WRITTEN PROBLEM:
Reproduce, word for word, every line starting at the line that contains "Give me a plain-text" and ending with the final line of the entries.

MATERIAL TO PROCESS:

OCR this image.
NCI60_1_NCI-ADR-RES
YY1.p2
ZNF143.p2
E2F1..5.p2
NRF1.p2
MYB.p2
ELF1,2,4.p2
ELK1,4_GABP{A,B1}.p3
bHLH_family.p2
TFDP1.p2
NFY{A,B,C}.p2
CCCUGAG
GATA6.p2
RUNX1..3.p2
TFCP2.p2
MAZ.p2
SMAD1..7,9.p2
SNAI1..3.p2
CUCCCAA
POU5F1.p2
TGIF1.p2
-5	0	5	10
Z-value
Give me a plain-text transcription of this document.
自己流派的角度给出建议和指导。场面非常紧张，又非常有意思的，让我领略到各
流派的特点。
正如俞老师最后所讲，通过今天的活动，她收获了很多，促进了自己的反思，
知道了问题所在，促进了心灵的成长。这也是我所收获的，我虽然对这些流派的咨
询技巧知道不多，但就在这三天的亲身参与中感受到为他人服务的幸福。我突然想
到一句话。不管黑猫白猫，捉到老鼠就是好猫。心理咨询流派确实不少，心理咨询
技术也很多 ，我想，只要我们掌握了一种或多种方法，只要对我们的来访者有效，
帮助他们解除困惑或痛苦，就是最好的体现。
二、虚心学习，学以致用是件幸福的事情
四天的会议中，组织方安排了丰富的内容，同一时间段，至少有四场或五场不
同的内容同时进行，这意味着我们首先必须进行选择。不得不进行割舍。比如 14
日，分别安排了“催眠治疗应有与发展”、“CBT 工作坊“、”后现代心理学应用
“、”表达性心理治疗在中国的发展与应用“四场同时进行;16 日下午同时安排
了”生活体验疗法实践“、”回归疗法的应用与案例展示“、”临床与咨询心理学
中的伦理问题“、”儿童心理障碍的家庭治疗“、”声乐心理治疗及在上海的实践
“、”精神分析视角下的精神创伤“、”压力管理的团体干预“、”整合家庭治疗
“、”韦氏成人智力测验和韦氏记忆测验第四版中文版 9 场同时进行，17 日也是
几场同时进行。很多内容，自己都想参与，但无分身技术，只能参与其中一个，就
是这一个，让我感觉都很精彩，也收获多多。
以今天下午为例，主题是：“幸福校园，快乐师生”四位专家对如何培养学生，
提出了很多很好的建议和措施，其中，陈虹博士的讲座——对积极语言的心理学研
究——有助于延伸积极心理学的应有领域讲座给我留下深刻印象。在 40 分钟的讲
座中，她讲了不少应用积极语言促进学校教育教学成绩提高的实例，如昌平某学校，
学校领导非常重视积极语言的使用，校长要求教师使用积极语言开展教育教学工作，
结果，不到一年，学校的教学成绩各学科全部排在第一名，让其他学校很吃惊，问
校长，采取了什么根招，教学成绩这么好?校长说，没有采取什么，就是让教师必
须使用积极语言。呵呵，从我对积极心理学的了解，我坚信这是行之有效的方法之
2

WRITTEN SOLUTION:
Give me a plain-text transcription of this document.
自己流派的角度给出建议和指导。场面非常紧张，又非常有意思的，让我领略到各
流派的特点。
正如俞老师最后所讲，通过今天的活动，她收获了很多，促进了自己的反思，
知道了问题所在，促进了心灵的成长。这也是我所收获的，我虽然对这些流派的咨
询技巧知道不多，但就在这三天的亲身参与中感受到为他人服务的幸福。我突然想
到一句话。不管黑猫白猫，捉到老鼠就是好猫。心理咨询流派确实不少，心理咨询
技术也很多 ，我想，只要我们掌握了一种或多种方法，只要对我们的来访者有效，
帮助他们解除困惑或痛苦，就是最好的体现。
二、虚心学习，学以致用是件幸福的事情
四天的会议中，组织方安排了丰富的内容，同一时间段，至少有四场或五场不
同的内容同时进行，这意味着我们首先必须进行选择。不得不进行割舍。比如 14
日，分别安排了“催眠治疗应有与发展”、“CBT 工作坊“、”后现代心理学应用
“、”表达性心理治疗在中国的发展与应用“四场同时进行;16 日下午同时安排
了”生活体验疗法实践“、”回归疗法的应用与案例展示“、”临床与咨询心理学
中的伦理问题“、”儿童心理障碍的家庭治疗“、”声乐心理治疗及在上海的实践
“、”精神分析视角下的精神创伤“、”压力管理的团体干预“、”整合家庭治疗
“、”韦氏成人智力测验和韦氏记忆测验第四版中文版 9 场同时进行，17 日也是
几场同时进行。很多内容，自己都想参与，但无分身技术，只能参与其中一个，就
是这一个，让我感觉都很精彩，也收获多多。
以今天下午为例，主题是：“幸福校园，快乐师生”四位专家对如何培养学生，
提出了很多很好的建议和措施，其中，陈虹博士的讲座——对积极语言的心理学研
究——有助于延伸积极心理学的应有领域讲座给我留下深刻印象。在 40 分钟的讲
座中，她讲了不少应用积极语言促进学校教育教学成绩提高的实例，如昌平某学校，
学校领导非常重视积极语言的使用，校长要求教师使用积极语言开展教育教学工作，
结果，不到一年，学校的教学成绩各学科全部排在第一名，让其他学校很吃惊，问
校长，采取了什么根招，教学成绩这么好?校长说，没有采取什么，就是让教师必
须使用积极语言。呵呵，从我对积极心理学的了解，我坚信这是行之有效的方法之
2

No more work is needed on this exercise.